**Excerpted records**
* * * * * * *
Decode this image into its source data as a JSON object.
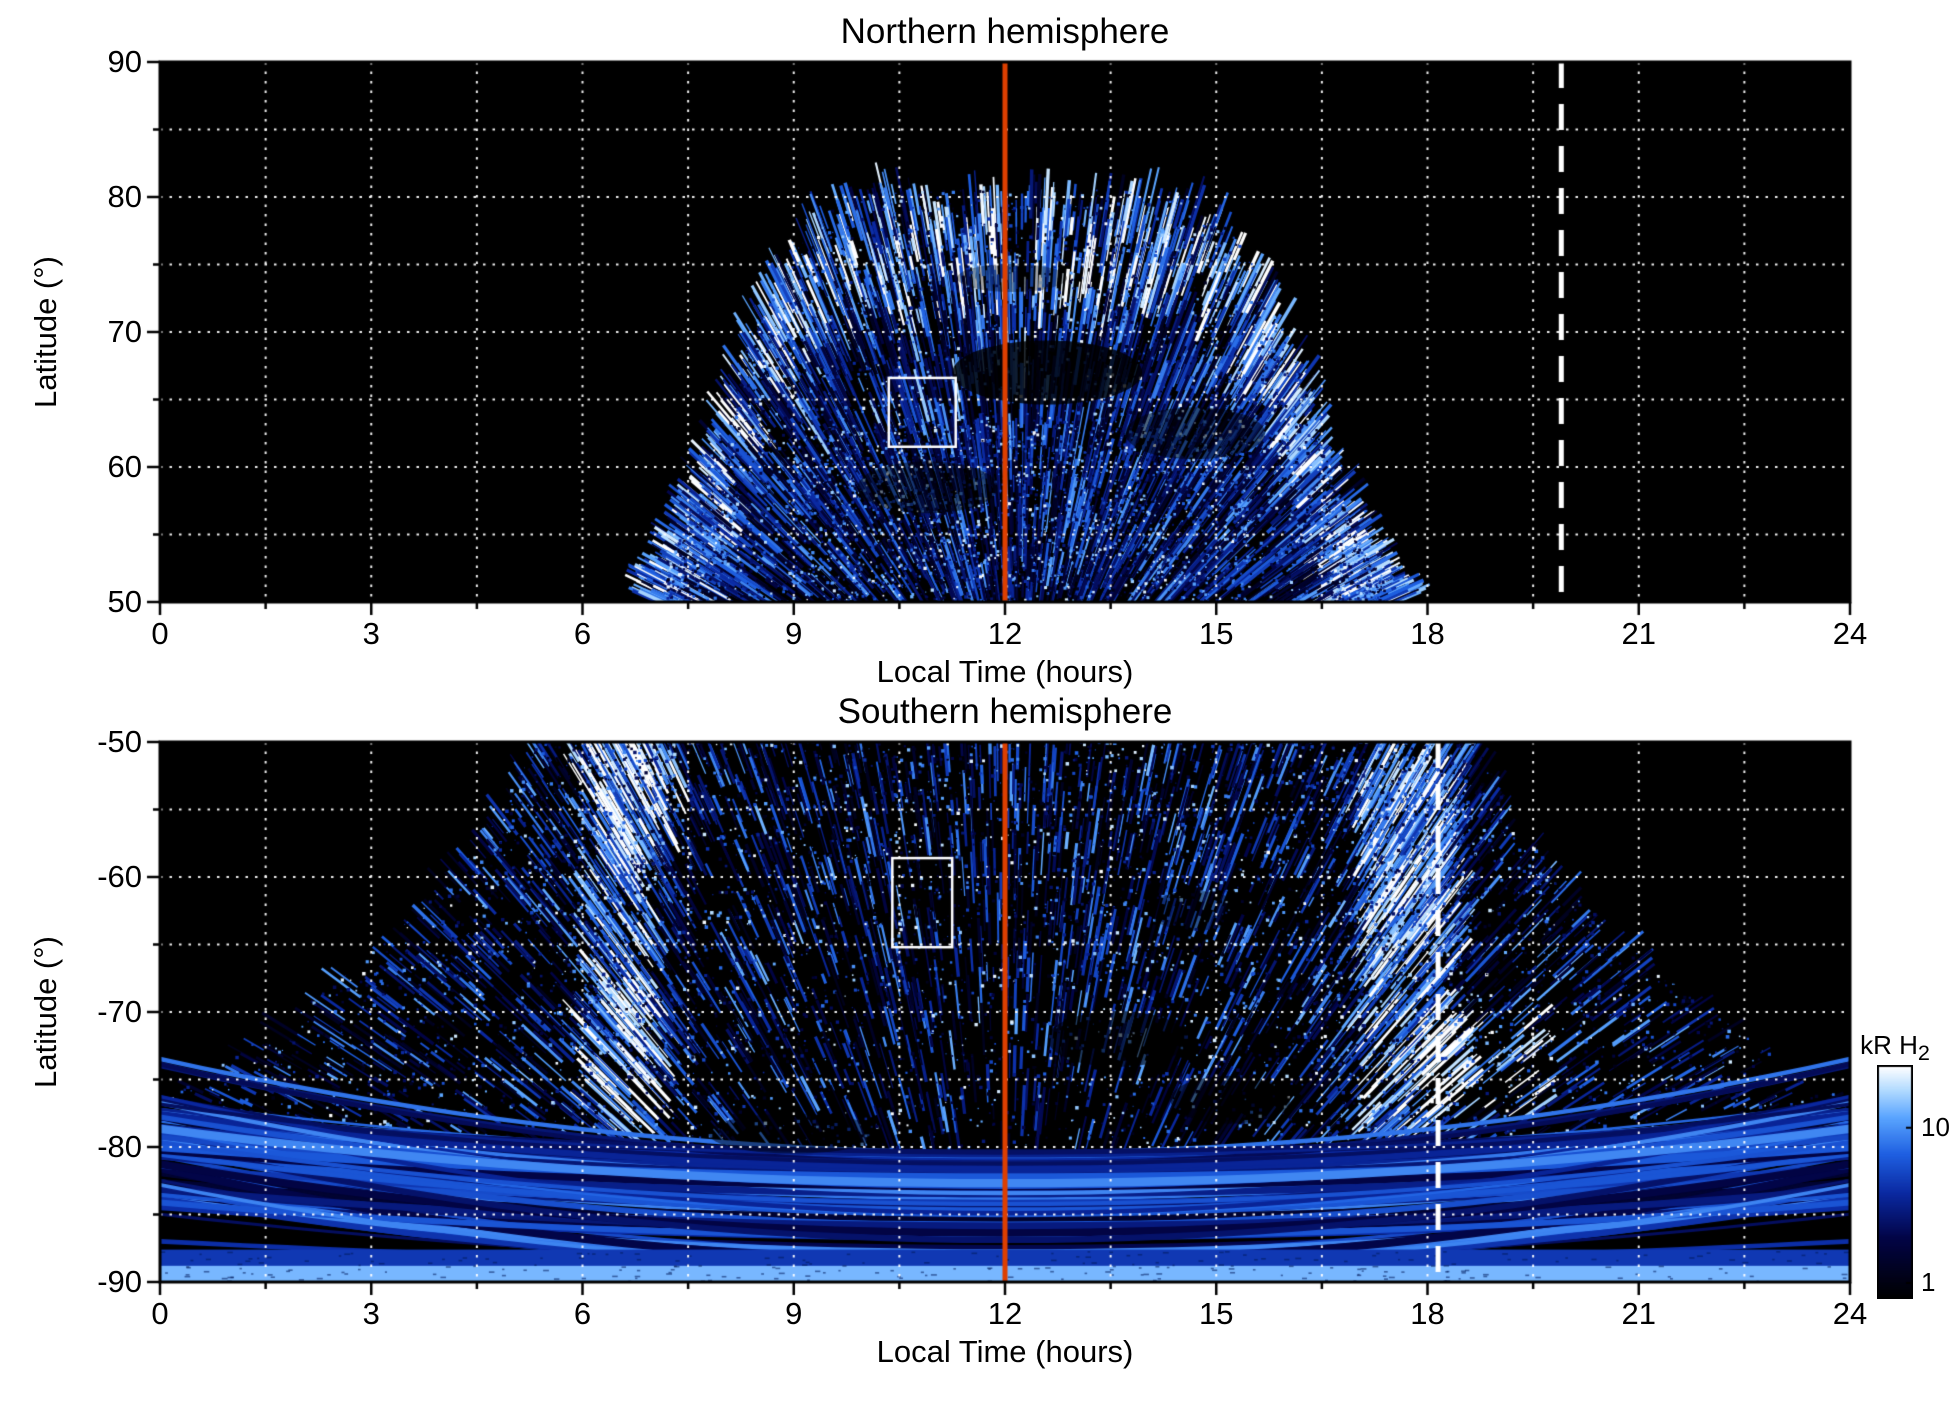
{
  "figure": {
    "background": "#ffffff"
  },
  "chart_data": [
    {
      "type": "heatmap",
      "title": "Northern hemisphere",
      "xlabel": "Local Time (hours)",
      "ylabel": "Latitude (°)",
      "xlim": [
        0,
        24
      ],
      "ylim": [
        50,
        90
      ],
      "xticks": [
        0,
        3,
        6,
        9,
        12,
        15,
        18,
        21,
        24
      ],
      "yticks": [
        90,
        80,
        70,
        60,
        50
      ],
      "x_minor_step": 1.5,
      "y_minor_step": 5,
      "grid": {
        "style": "dotted",
        "color": "#ffffff"
      },
      "background": "#000000",
      "noon_line": {
        "hours": 12,
        "color": "#dd3f00"
      },
      "dashed_line": {
        "hours": 19.9,
        "color": "#ffffff"
      },
      "roi_box": {
        "hours": [
          10.35,
          11.3
        ],
        "lat": [
          61.5,
          66.6
        ],
        "color": "#ffffff"
      },
      "emission": {
        "description": "Streaked H2 auroral emission dome centred near local noon on a black background",
        "local_time_extent": [
          7.2,
          17.2
        ],
        "peak_latitude": 80,
        "brightest_band_latitude": [
          63,
          78
        ]
      }
    },
    {
      "type": "heatmap",
      "title": "Southern hemisphere",
      "xlabel": "Local Time (hours)",
      "ylabel": "Latitude (°)",
      "xlim": [
        0,
        24
      ],
      "ylim": [
        -90,
        -50
      ],
      "xticks": [
        0,
        3,
        6,
        9,
        12,
        15,
        18,
        21,
        24
      ],
      "yticks": [
        -50,
        -60,
        -70,
        -80,
        -90
      ],
      "x_minor_step": 1.5,
      "y_minor_step": 5,
      "grid": {
        "style": "dotted",
        "color": "#ffffff"
      },
      "background": "#000000",
      "noon_line": {
        "hours": 12,
        "color": "#dd3f00"
      },
      "dashed_line": {
        "hours": 18.15,
        "color": "#ffffff"
      },
      "roi_box": {
        "hours": [
          10.4,
          11.25
        ],
        "lat": [
          -65.2,
          -58.6
        ],
        "color": "#ffffff"
      },
      "emission": {
        "description": "Dense speckled H2 emission funnel widening toward the pole, bright dawn and dusk columns, bright patch near 18-19.5 h at -72 to -77 deg, smooth concentric arcs below -80 deg ending in a pale band at -90 deg",
        "local_time_extent_at_minus50": [
          5,
          19
        ],
        "bright_columns_hours": [
          6.6,
          17.7
        ]
      }
    }
  ],
  "colorbar": {
    "label_main": "kR H",
    "label_sub": "2",
    "scale": "log",
    "tick_values": [
      10,
      1
    ],
    "vmax": 25,
    "vmin": 0.8,
    "gradient_top_to_bottom": [
      "#ffffff",
      "#9fd0ff",
      "#2a66e0",
      "#000a50",
      "#000000"
    ]
  }
}
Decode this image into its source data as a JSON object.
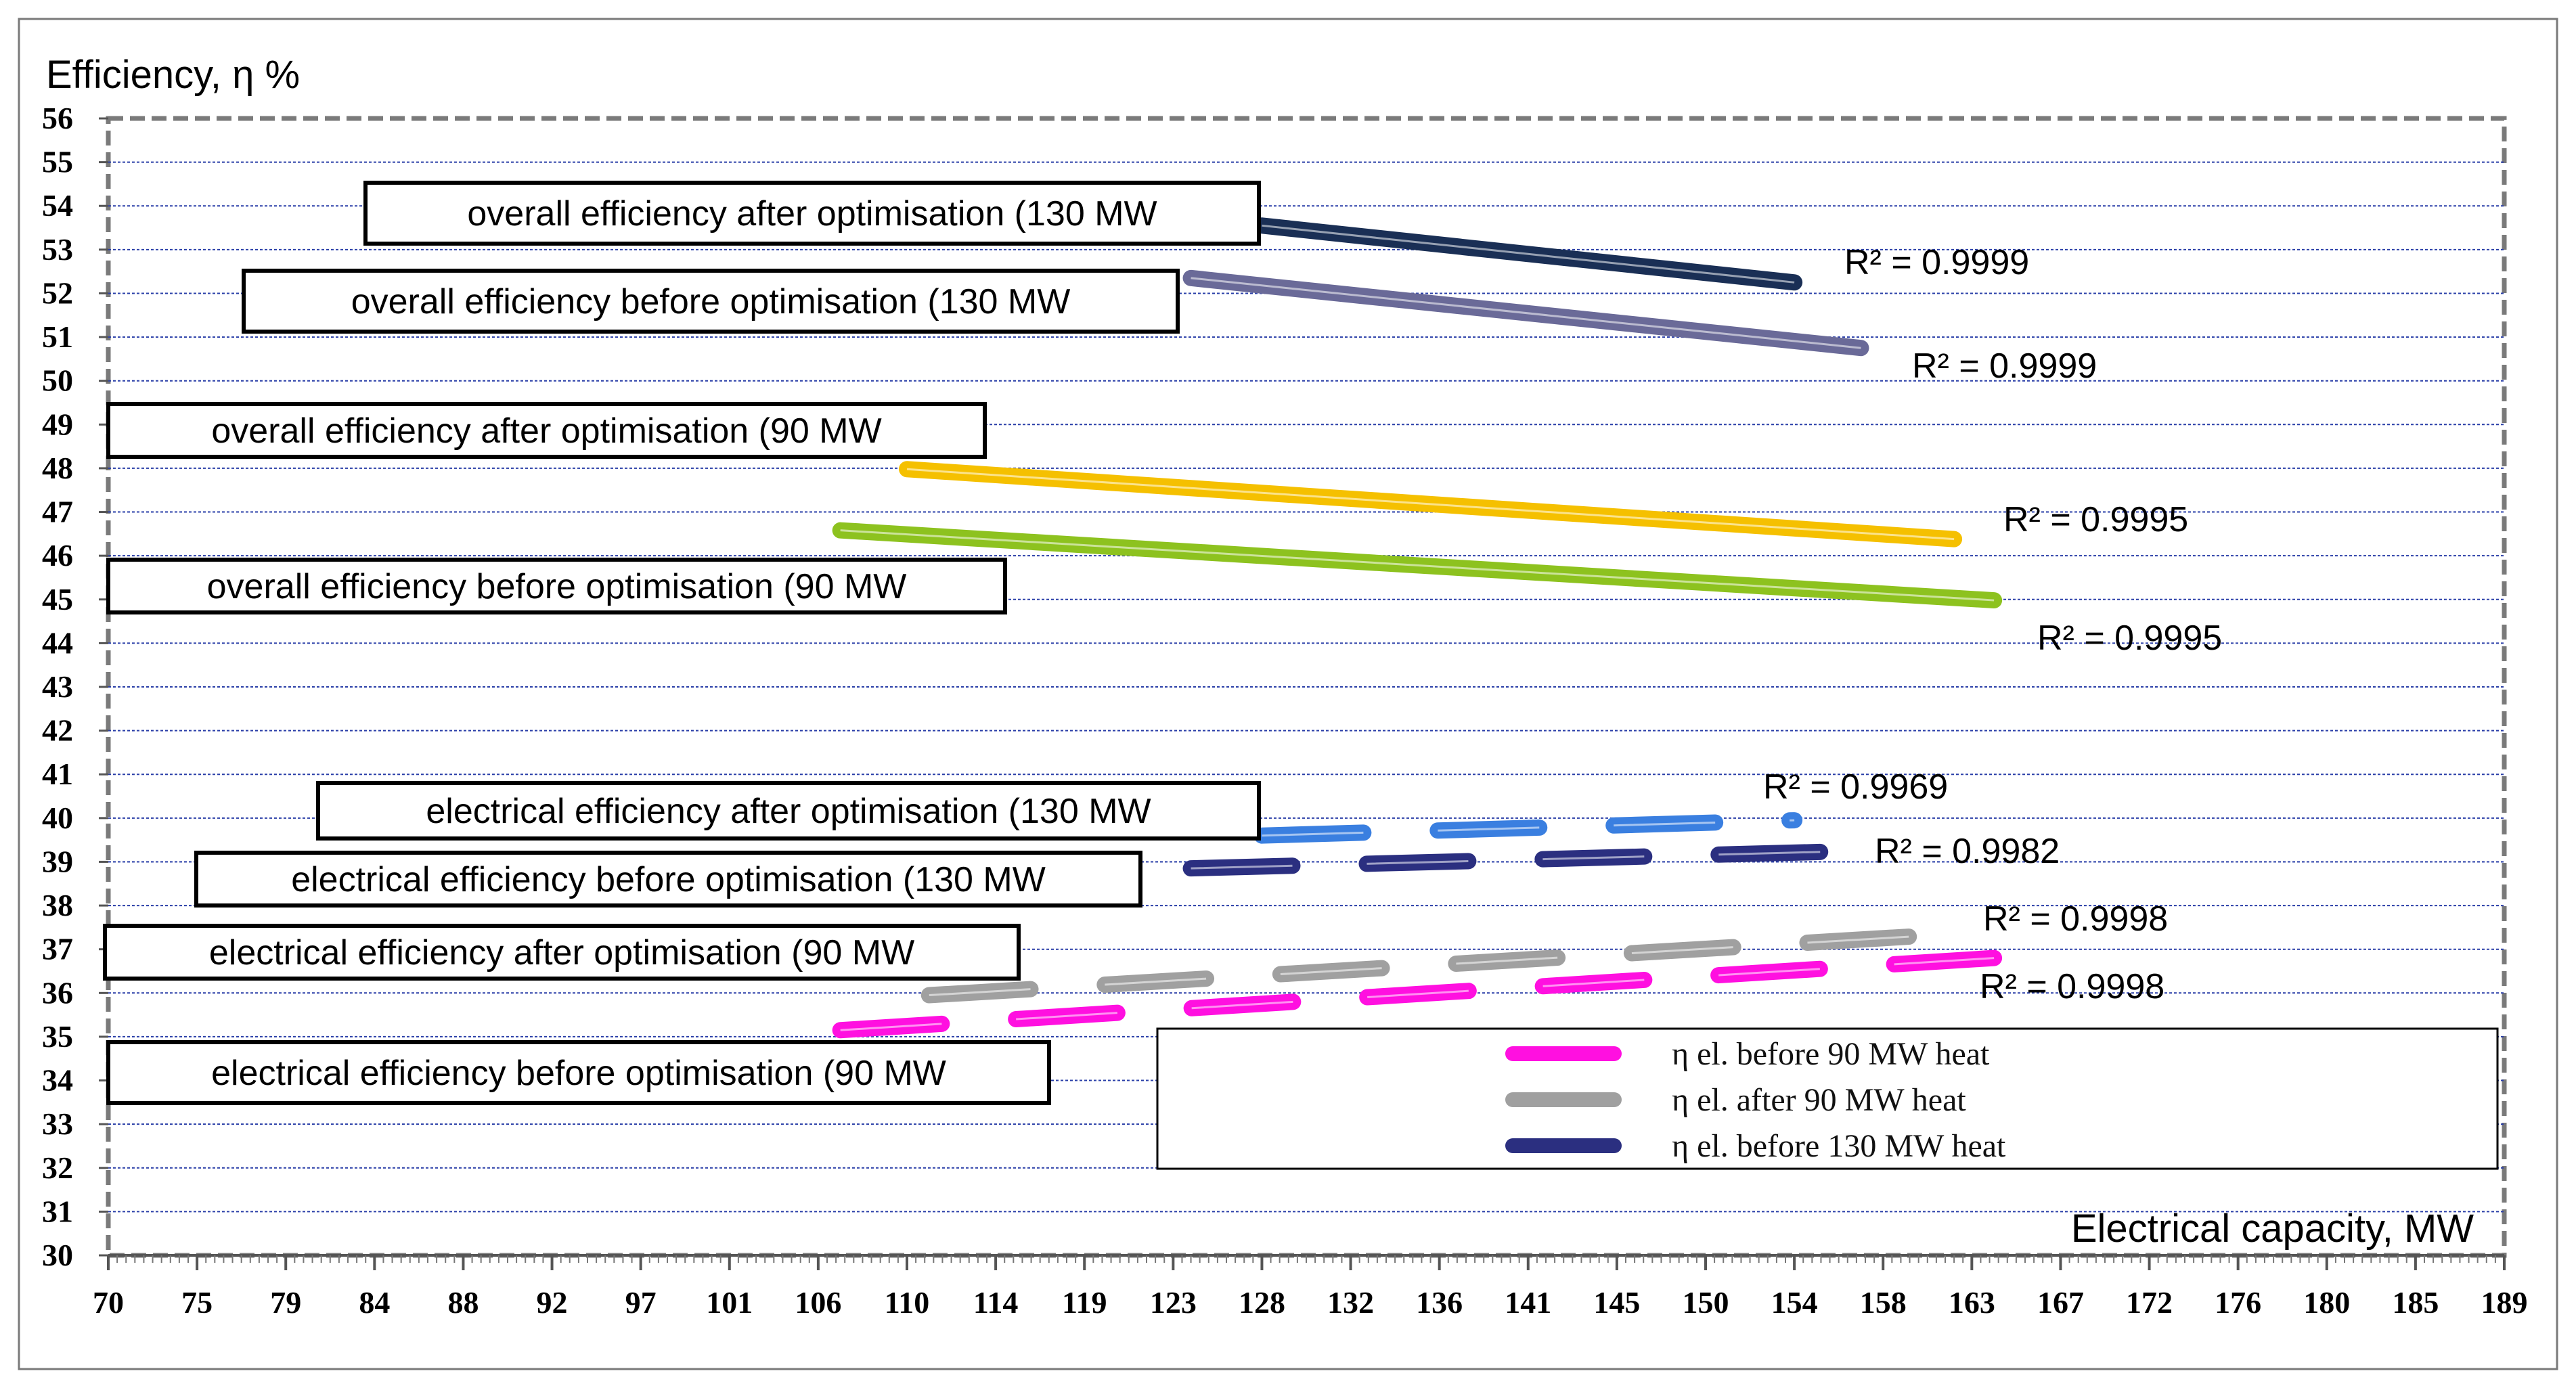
{
  "chart_data": {
    "type": "line",
    "ylabel": "Efficiency, η %",
    "xlabel": "Electrical capacity, MW",
    "ylim": [
      30,
      56
    ],
    "yticks": [
      "30",
      "31",
      "32",
      "33",
      "34",
      "35",
      "36",
      "37",
      "38",
      "39",
      "40",
      "41",
      "42",
      "43",
      "44",
      "45",
      "46",
      "47",
      "48",
      "49",
      "50",
      "51",
      "52",
      "53",
      "54",
      "55",
      "56"
    ],
    "x_tick_labels": [
      "70",
      "75",
      "79",
      "84",
      "88",
      "92",
      "97",
      "101",
      "106",
      "110",
      "114",
      "119",
      "123",
      "128",
      "132",
      "136",
      "141",
      "145",
      "150",
      "154",
      "158",
      "163",
      "167",
      "172",
      "176",
      "180",
      "185",
      "189"
    ],
    "grid": "horizontal",
    "series": [
      {
        "key": "ov_after_130",
        "name": "overall efficiency after optimisation (130 MW",
        "color": "#1a2f55",
        "dash": "solid",
        "x_range": [
          128,
          154
        ],
        "y_start": 53.55,
        "y_end": 52.25,
        "r2": "R² = 0.9999"
      },
      {
        "key": "ov_before_130",
        "name": "overall efficiency before optimisation (130 MW",
        "color": "#6a6a98",
        "dash": "solid",
        "x_range": [
          124,
          157
        ],
        "y_start": 52.35,
        "y_end": 50.75,
        "r2": "R² = 0.9999"
      },
      {
        "key": "ov_after_90",
        "name": "overall efficiency after optimisation (90 MW",
        "color": "#f5c000",
        "dash": "solid",
        "x_range": [
          110,
          162
        ],
        "y_start": 47.98,
        "y_end": 46.38,
        "r2": "R² = 0.9995"
      },
      {
        "key": "ov_before_90",
        "name": "overall efficiency before optimisation (90 MW",
        "color": "#8dc21f",
        "dash": "solid",
        "x_range": [
          107,
          164
        ],
        "y_start": 46.58,
        "y_end": 44.98,
        "r2": "R² = 0.9995"
      },
      {
        "key": "el_after_130",
        "name": "electrical efficiency after optimisation (130 MW",
        "color": "#3a7fe0",
        "dash": "dashed",
        "x_range": [
          128,
          154
        ],
        "y_start": 39.6,
        "y_end": 39.95,
        "r2": "R² = 0.9969"
      },
      {
        "key": "el_before_130",
        "name": "electrical efficiency before optimisation (130 MW",
        "color": "#2b2f80",
        "dash": "dashed",
        "x_range": [
          124,
          157
        ],
        "y_start": 38.85,
        "y_end": 39.25,
        "r2": "R² = 0.9982"
      },
      {
        "key": "el_after_90",
        "name": "electrical efficiency after optimisation (90 MW",
        "color": "#a0a0a0",
        "dash": "dashed",
        "x_range": [
          111,
          162
        ],
        "y_start": 35.95,
        "y_end": 37.35,
        "r2": "R² = 0.9998"
      },
      {
        "key": "el_before_90",
        "name": "electrical efficiency before optimisation (90 MW",
        "color": "#ff10e0",
        "dash": "dashed",
        "x_range": [
          107,
          164
        ],
        "y_start": 35.15,
        "y_end": 36.8,
        "r2": "R² = 0.9998"
      }
    ],
    "legend": [
      {
        "label": "η el. before 90 MW heat",
        "color": "#ff10e0"
      },
      {
        "label": "η el. after 90 MW heat",
        "color": "#a0a0a0"
      },
      {
        "label": "η el. before 130 MW heat",
        "color": "#2b2f80"
      }
    ]
  }
}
* * * * * * *
**Instructions to follow**
Write out the full set of lines verbatim, without the pictures.

**Response for this exercise**
Decode this image into its source data as a JSON object.
{
  "figure": {
    "background": "#ffffff"
  },
  "chart_data": [
    {
      "type": "heatmap",
      "title": "Northern hemisphere",
      "xlabel": "Local Time (hours)",
      "ylabel": "Latitude (°)",
      "xlim": [
        0,
        24
      ],
      "ylim": [
        50,
        90
      ],
      "xticks": [
        0,
        3,
        6,
        9,
        12,
        15,
        18,
        21,
        24
      ],
      "yticks": [
        90,
        80,
        70,
        60,
        50
      ],
      "x_minor_step": 1.5,
      "y_minor_step": 5,
      "grid": {
        "style": "dotted",
        "color": "#ffffff"
      },
      "background": "#000000",
      "noon_line": {
        "hours": 12,
        "color": "#dd3f00"
      },
      "dashed_line": {
        "hours": 19.9,
        "color": "#ffffff"
      },
      "roi_box": {
        "hours": [
          10.35,
          11.3
        ],
        "lat": [
          61.5,
          66.6
        ],
        "color": "#ffffff"
      },
      "emission": {
        "description": "Streaked H2 auroral emission dome centred near local noon on a black background",
        "local_time_extent": [
          7.2,
          17.2
        ],
        "peak_latitude": 80,
        "brightest_band_latitude": [
          63,
          78
        ]
      }
    },
    {
      "type": "heatmap",
      "title": "Southern hemisphere",
      "xlabel": "Local Time (hours)",
      "ylabel": "Latitude (°)",
      "xlim": [
        0,
        24
      ],
      "ylim": [
        -90,
        -50
      ],
      "xticks": [
        0,
        3,
        6,
        9,
        12,
        15,
        18,
        21,
        24
      ],
      "yticks": [
        -50,
        -60,
        -70,
        -80,
        -90
      ],
      "x_minor_step": 1.5,
      "y_minor_step": 5,
      "grid": {
        "style": "dotted",
        "color": "#ffffff"
      },
      "background": "#000000",
      "noon_line": {
        "hours": 12,
        "color": "#dd3f00"
      },
      "dashed_line": {
        "hours": 18.15,
        "color": "#ffffff"
      },
      "roi_box": {
        "hours": [
          10.4,
          11.25
        ],
        "lat": [
          -65.2,
          -58.6
        ],
        "color": "#ffffff"
      },
      "emission": {
        "description": "Dense speckled H2 emission funnel widening toward the pole, bright dawn and dusk columns, bright patch near 18-19.5 h at -72 to -77 deg, smooth concentric arcs below -80 deg ending in a pale band at -90 deg",
        "local_time_extent_at_minus50": [
          5,
          19
        ],
        "bright_columns_hours": [
          6.6,
          17.7
        ]
      }
    }
  ],
  "colorbar": {
    "label_main": "kR H",
    "label_sub": "2",
    "scale": "log",
    "tick_values": [
      10,
      1
    ],
    "vmax": 25,
    "vmin": 0.8,
    "gradient_top_to_bottom": [
      "#ffffff",
      "#9fd0ff",
      "#2a66e0",
      "#000a50",
      "#000000"
    ]
  }
}
Decode this image into its source data as a JSON object.
{
  "chart_data": {
    "type": "line",
    "ylabel": "Efficiency, η %",
    "xlabel": "Electrical capacity, MW",
    "ylim": [
      30,
      56
    ],
    "yticks": [
      "30",
      "31",
      "32",
      "33",
      "34",
      "35",
      "36",
      "37",
      "38",
      "39",
      "40",
      "41",
      "42",
      "43",
      "44",
      "45",
      "46",
      "47",
      "48",
      "49",
      "50",
      "51",
      "52",
      "53",
      "54",
      "55",
      "56"
    ],
    "x_tick_labels": [
      "70",
      "75",
      "79",
      "84",
      "88",
      "92",
      "97",
      "101",
      "106",
      "110",
      "114",
      "119",
      "123",
      "128",
      "132",
      "136",
      "141",
      "145",
      "150",
      "154",
      "158",
      "163",
      "167",
      "172",
      "176",
      "180",
      "185",
      "189"
    ],
    "grid": "horizontal",
    "series": [
      {
        "key": "ov_after_130",
        "name": "overall efficiency after optimisation (130 MW",
        "color": "#1a2f55",
        "dash": "solid",
        "x_range": [
          128,
          154
        ],
        "y_start": 53.55,
        "y_end": 52.25,
        "r2": "R² = 0.9999"
      },
      {
        "key": "ov_before_130",
        "name": "overall efficiency before optimisation (130 MW",
        "color": "#6a6a98",
        "dash": "solid",
        "x_range": [
          124,
          157
        ],
        "y_start": 52.35,
        "y_end": 50.75,
        "r2": "R² = 0.9999"
      },
      {
        "key": "ov_after_90",
        "name": "overall efficiency after optimisation (90 MW",
        "color": "#f5c000",
        "dash": "solid",
        "x_range": [
          110,
          162
        ],
        "y_start": 47.98,
        "y_end": 46.38,
        "r2": "R² = 0.9995"
      },
      {
        "key": "ov_before_90",
        "name": "overall efficiency before optimisation (90 MW",
        "color": "#8dc21f",
        "dash": "solid",
        "x_range": [
          107,
          164
        ],
        "y_start": 46.58,
        "y_end": 44.98,
        "r2": "R² = 0.9995"
      },
      {
        "key": "el_after_130",
        "name": "electrical efficiency after optimisation (130 MW",
        "color": "#3a7fe0",
        "dash": "dashed",
        "x_range": [
          128,
          154
        ],
        "y_start": 39.6,
        "y_end": 39.95,
        "r2": "R² = 0.9969"
      },
      {
        "key": "el_before_130",
        "name": "electrical efficiency before optimisation (130 MW",
        "color": "#2b2f80",
        "dash": "dashed",
        "x_range": [
          124,
          157
        ],
        "y_start": 38.85,
        "y_end": 39.25,
        "r2": "R² = 0.9982"
      },
      {
        "key": "el_after_90",
        "name": "electrical efficiency after optimisation (90 MW",
        "color": "#a0a0a0",
        "dash": "dashed",
        "x_range": [
          111,
          162
        ],
        "y_start": 35.95,
        "y_end": 37.35,
        "r2": "R² = 0.9998"
      },
      {
        "key": "el_before_90",
        "name": "electrical efficiency before optimisation (90 MW",
        "color": "#ff10e0",
        "dash": "dashed",
        "x_range": [
          107,
          164
        ],
        "y_start": 35.15,
        "y_end": 36.8,
        "r2": "R² = 0.9998"
      }
    ],
    "legend": [
      {
        "label": "η el. before 90 MW heat",
        "color": "#ff10e0"
      },
      {
        "label": "η el. after 90 MW heat",
        "color": "#a0a0a0"
      },
      {
        "label": "η el. before 130 MW heat",
        "color": "#2b2f80"
      }
    ]
  }
}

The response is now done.